** BEGIN DATA FOR THIS TASK **
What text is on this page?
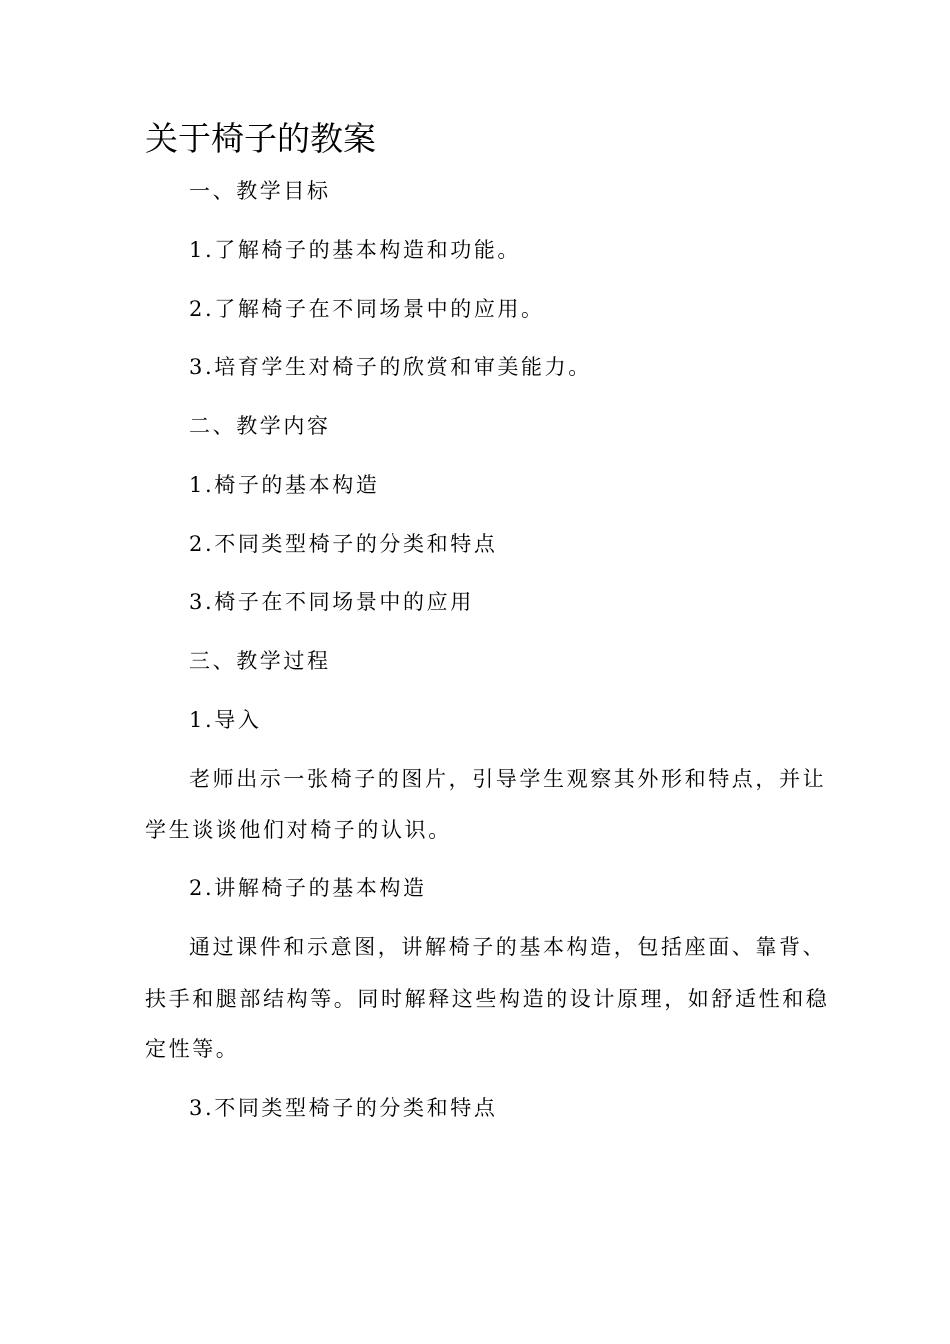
关于椅子的教案

一、教学目标

1.了解椅子的基本构造和功能。

2.了解椅子在不同场景中的应用。

3.培育学生对椅子的欣赏和审美能力。

二、教学内容

1.椅子的基本构造

2.不同类型椅子的分类和特点

3.椅子在不同场景中的应用

三、教学过程

1.导入

老师出示一张椅子的图片，引导学生观察其外形和特点，并让

学生谈谈他们对椅子的认识。

2.讲解椅子的基本构造

通过课件和示意图，讲解椅子的基本构造，包括座面、靠背、

扶手和腿部结构等。同时解释这些构造的设计原理，如舒适性和稳

定性等。

3.不同类型椅子的分类和特点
** END DATA FOR THIS TASK **
# TASK STATEMENT:
Copy every line above word for word and exclude the pictures.

# EXPECTED OUTPUT:
What text is on this page?
关于椅子的教案

一、教学目标

1.了解椅子的基本构造和功能。

2.了解椅子在不同场景中的应用。

3.培育学生对椅子的欣赏和审美能力。

二、教学内容

1.椅子的基本构造

2.不同类型椅子的分类和特点

3.椅子在不同场景中的应用

三、教学过程

1.导入

老师出示一张椅子的图片，引导学生观察其外形和特点，并让

学生谈谈他们对椅子的认识。

2.讲解椅子的基本构造

通过课件和示意图，讲解椅子的基本构造，包括座面、靠背、

扶手和腿部结构等。同时解释这些构造的设计原理，如舒适性和稳

定性等。

3.不同类型椅子的分类和特点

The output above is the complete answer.